> _Supplied material_
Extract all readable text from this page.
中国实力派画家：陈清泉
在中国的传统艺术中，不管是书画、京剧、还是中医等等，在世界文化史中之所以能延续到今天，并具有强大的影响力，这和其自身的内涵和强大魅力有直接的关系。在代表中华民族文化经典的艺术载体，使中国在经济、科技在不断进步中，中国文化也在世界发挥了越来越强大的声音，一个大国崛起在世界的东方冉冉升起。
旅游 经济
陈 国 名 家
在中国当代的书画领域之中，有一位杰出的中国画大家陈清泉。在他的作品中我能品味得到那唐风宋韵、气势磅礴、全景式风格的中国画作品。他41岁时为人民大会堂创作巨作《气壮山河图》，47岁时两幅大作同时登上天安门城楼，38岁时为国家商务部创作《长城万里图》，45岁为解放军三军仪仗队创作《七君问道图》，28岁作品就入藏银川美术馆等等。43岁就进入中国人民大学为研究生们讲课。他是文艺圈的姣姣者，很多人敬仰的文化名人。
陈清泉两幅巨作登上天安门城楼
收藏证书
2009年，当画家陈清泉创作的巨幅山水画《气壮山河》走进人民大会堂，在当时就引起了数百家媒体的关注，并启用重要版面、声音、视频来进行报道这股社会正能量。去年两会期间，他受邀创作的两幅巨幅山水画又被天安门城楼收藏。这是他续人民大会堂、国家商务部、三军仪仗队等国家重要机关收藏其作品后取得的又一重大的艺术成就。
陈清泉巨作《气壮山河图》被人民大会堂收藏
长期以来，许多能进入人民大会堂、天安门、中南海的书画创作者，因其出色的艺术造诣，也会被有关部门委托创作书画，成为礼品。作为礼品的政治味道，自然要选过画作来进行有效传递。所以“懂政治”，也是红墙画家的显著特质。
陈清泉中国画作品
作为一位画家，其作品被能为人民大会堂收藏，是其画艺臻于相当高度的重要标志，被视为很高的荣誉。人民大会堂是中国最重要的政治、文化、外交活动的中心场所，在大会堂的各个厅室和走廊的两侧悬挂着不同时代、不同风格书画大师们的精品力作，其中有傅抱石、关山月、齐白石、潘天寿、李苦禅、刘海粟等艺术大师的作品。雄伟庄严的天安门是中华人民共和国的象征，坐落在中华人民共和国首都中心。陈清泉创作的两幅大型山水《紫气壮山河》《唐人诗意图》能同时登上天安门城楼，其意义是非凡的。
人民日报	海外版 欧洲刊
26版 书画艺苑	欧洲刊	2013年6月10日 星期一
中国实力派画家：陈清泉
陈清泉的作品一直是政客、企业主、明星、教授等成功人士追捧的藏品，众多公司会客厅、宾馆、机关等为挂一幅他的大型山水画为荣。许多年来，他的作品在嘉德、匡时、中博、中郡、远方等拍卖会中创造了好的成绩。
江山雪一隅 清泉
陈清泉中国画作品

> _Task brief_
Using the records above, select and copy every line that has the word "气壮山河图".

> _Response to the task_
在中国当代的书画领域之中，有一位杰出的中国画大家陈清泉。在他的作品中我能品味得到那唐风宋韵、气势磅礴、全景式风格的中国画作品。他41岁时为人民大会堂创作巨作《气壮山河图》，47岁时两幅大作同时登上天安门城楼，38岁时为国家商务部创作《长城万里图》，45岁为解放军三军仪仗队创作《七君问道图》，28岁作品就入藏银川美术馆等等。43岁就进入中国人民大学为研究生们讲课。他是文艺圈的姣姣者，很多人敬仰的文化名人。
陈清泉巨作《气壮山河图》被人民大会堂收藏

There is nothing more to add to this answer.